§ TASK BRIEF:
Write out the whole listing, matching it exactly.

-- begin --

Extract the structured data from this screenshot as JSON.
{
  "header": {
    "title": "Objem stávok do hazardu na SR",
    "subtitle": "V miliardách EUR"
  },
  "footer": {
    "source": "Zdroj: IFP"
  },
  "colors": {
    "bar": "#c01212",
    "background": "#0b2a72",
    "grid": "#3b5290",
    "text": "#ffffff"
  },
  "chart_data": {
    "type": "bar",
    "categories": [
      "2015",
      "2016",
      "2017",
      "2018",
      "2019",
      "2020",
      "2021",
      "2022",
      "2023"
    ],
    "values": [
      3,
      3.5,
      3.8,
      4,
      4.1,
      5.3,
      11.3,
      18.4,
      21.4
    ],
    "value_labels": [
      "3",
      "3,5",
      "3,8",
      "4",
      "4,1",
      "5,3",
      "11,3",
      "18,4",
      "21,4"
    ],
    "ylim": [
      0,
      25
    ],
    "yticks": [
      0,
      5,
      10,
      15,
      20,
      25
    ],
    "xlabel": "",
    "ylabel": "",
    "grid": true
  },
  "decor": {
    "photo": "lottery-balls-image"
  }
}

-- end --

§ EXERCISE ANSWER:
Extract the structured data from this screenshot as JSON.
{
  "header": {
    "title": "Objem stávok do hazardu na SR",
    "subtitle": "V miliardách EUR"
  },
  "footer": {
    "source": "Zdroj: IFP"
  },
  "colors": {
    "bar": "#c01212",
    "background": "#0b2a72",
    "grid": "#3b5290",
    "text": "#ffffff"
  },
  "chart_data": {
    "type": "bar",
    "categories": [
      "2015",
      "2016",
      "2017",
      "2018",
      "2019",
      "2020",
      "2021",
      "2022",
      "2023"
    ],
    "values": [
      3,
      3.5,
      3.8,
      4,
      4.1,
      5.3,
      11.3,
      18.4,
      21.4
    ],
    "value_labels": [
      "3",
      "3,5",
      "3,8",
      "4",
      "4,1",
      "5,3",
      "11,3",
      "18,4",
      "21,4"
    ],
    "ylim": [
      0,
      25
    ],
    "yticks": [
      0,
      5,
      10,
      15,
      20,
      25
    ],
    "xlabel": "",
    "ylabel": "",
    "grid": true
  },
  "decor": {
    "photo": "lottery-balls-image"
  }
}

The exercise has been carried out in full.